- **Requirements**: Pull out every line below that holds the word "Paddington".

- **Records supplied**:
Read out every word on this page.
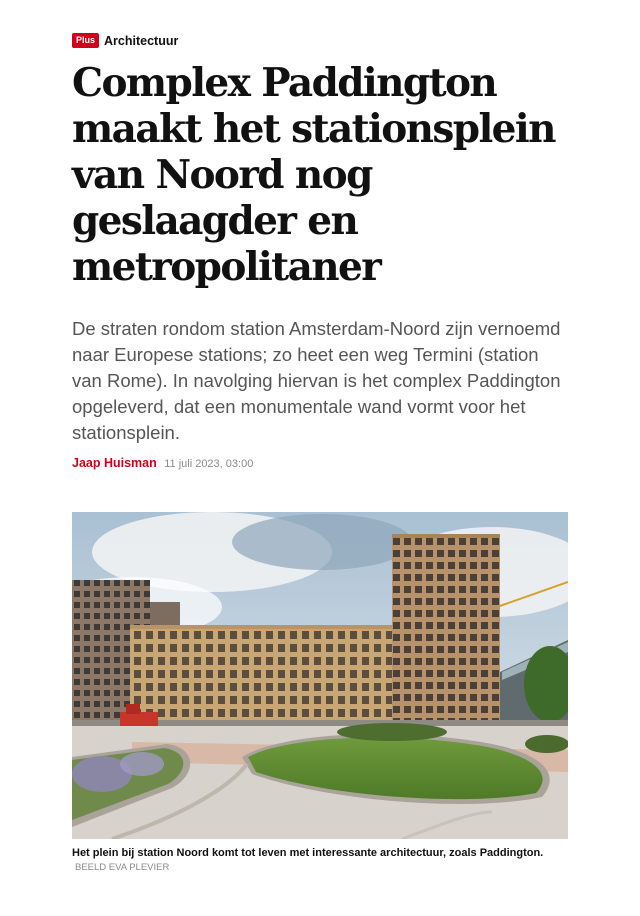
Plus Architectuur
Complex Paddington maakt het stationsplein van Noord nog geslaagder en metropolitaner

De straten rondom station Amsterdam-Noord zijn vernoemd naar Europese stations; zo heet een weg Termini (station van Rome). In navolging hiervan is het complex Paddington opgeleverd, dat een monumentale wand vormt voor het stationsplein.

Jaap Huisman 11 juli 2023, 03:00

Het plein bij station Noord komt tot leven met interessante architectuur, zoals Paddington. BEELD EVA PLEVIER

- **Output of the task**:
Complex Paddington maakt het stationsplein van Noord nog geslaagder en metropolitaner
De straten rondom station Amsterdam-Noord zijn vernoemd naar Europese stations; zo heet een weg Termini (station van Rome). In navolging hiervan is het complex Paddington opgeleverd, dat een monumentale wand vormt voor het stationsplein.
Het plein bij station Noord komt tot leven met interessante architectuur, zoals Paddington. BEELD EVA PLEVIER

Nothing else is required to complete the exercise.